* **JOB**:
Exact reproduction of the data is required, with images excluded.

※ ※ ※

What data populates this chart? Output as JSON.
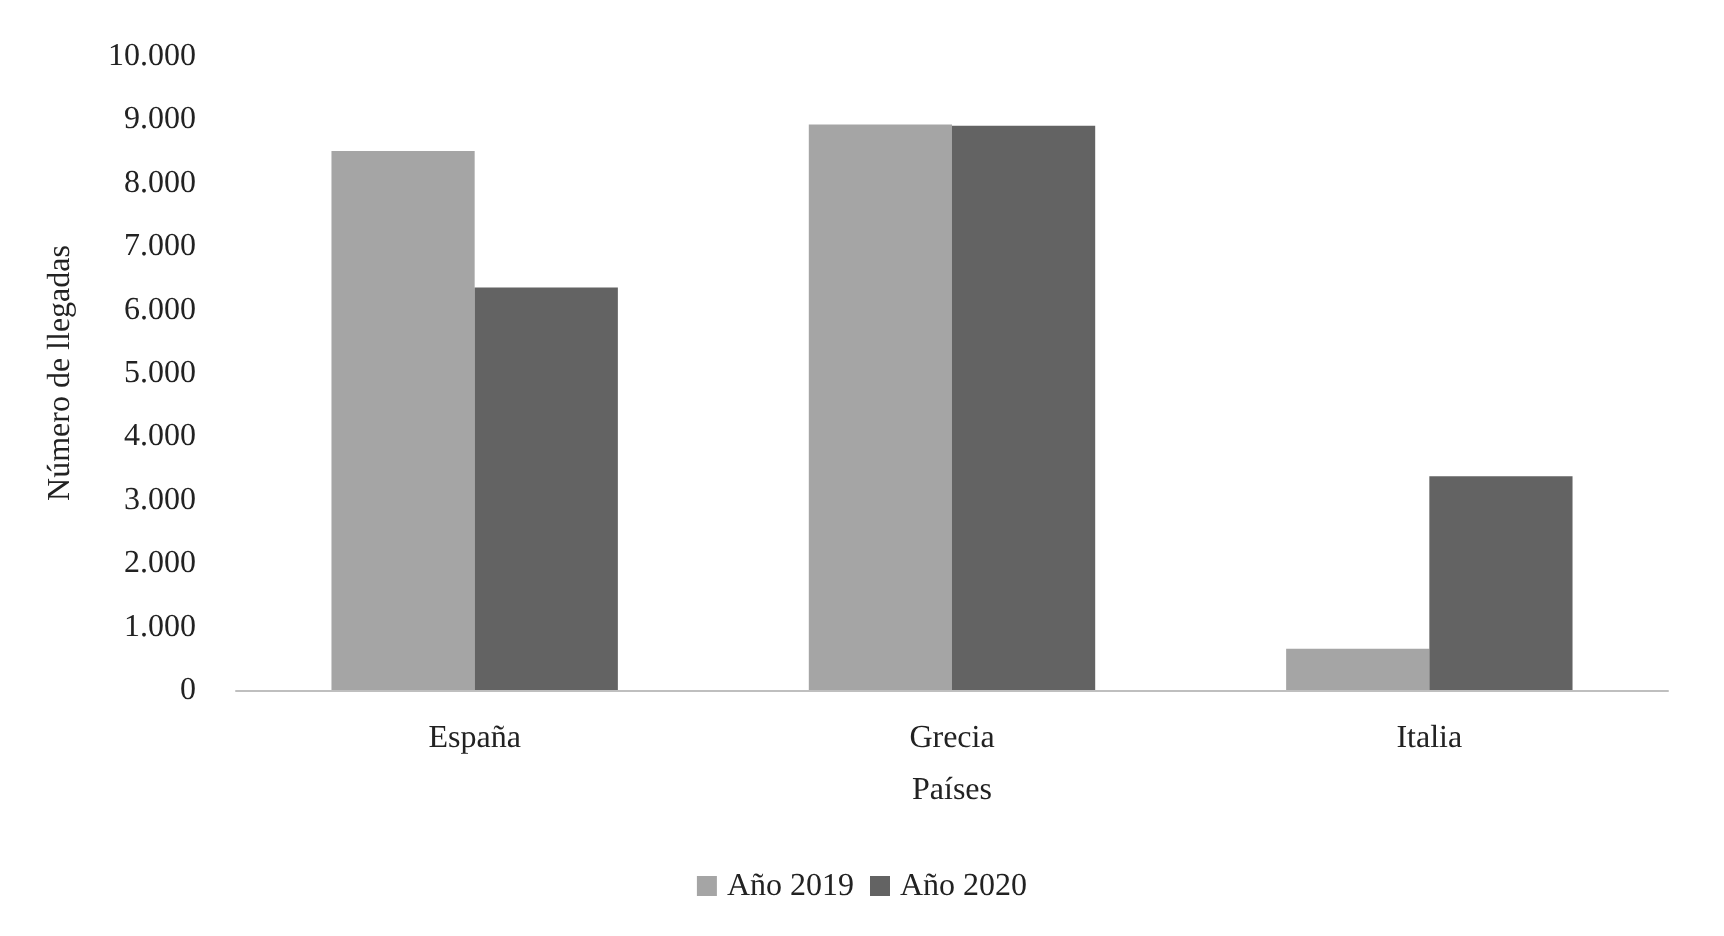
{
  "chart_data": {
    "type": "bar",
    "xlabel": "Países",
    "ylabel": "Número de llegadas",
    "categories": [
      "España",
      "Grecia",
      "Italia"
    ],
    "series": [
      {
        "name": "Año 2019",
        "color": "#a5a5a5",
        "values": [
          8500,
          8920,
          650
        ]
      },
      {
        "name": "Año 2020",
        "color": "#636363",
        "values": [
          6350,
          8900,
          3370
        ]
      }
    ],
    "ylim": [
      0,
      10000
    ],
    "yticks": [
      0,
      {
        "value": 1000,
        "label": "1.000"
      },
      {
        "value": 2000,
        "label": "2.000"
      },
      {
        "value": 3000,
        "label": "3.000"
      },
      {
        "value": 4000,
        "label": "4.000"
      },
      {
        "value": 5000,
        "label": "5.000"
      },
      {
        "value": 6000,
        "label": "6.000"
      },
      {
        "value": 7000,
        "label": "7.000"
      },
      {
        "value": 8000,
        "label": "8.000"
      },
      {
        "value": 9000,
        "label": "9.000"
      },
      {
        "value": 10000,
        "label": "10.000"
      }
    ],
    "grid": false,
    "legend": "bottom"
  }
}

※ ※ ※

* **EXERCISE RESULT**:
What data populates this chart? Output as JSON.
{
  "chart_data": {
    "type": "bar",
    "xlabel": "Países",
    "ylabel": "Número de llegadas",
    "categories": [
      "España",
      "Grecia",
      "Italia"
    ],
    "series": [
      {
        "name": "Año 2019",
        "color": "#a5a5a5",
        "values": [
          8500,
          8920,
          650
        ]
      },
      {
        "name": "Año 2020",
        "color": "#636363",
        "values": [
          6350,
          8900,
          3370
        ]
      }
    ],
    "ylim": [
      0,
      10000
    ],
    "yticks": [
      0,
      {
        "value": 1000,
        "label": "1.000"
      },
      {
        "value": 2000,
        "label": "2.000"
      },
      {
        "value": 3000,
        "label": "3.000"
      },
      {
        "value": 4000,
        "label": "4.000"
      },
      {
        "value": 5000,
        "label": "5.000"
      },
      {
        "value": 6000,
        "label": "6.000"
      },
      {
        "value": 7000,
        "label": "7.000"
      },
      {
        "value": 8000,
        "label": "8.000"
      },
      {
        "value": 9000,
        "label": "9.000"
      },
      {
        "value": 10000,
        "label": "10.000"
      }
    ],
    "grid": false,
    "legend": "bottom"
  }
}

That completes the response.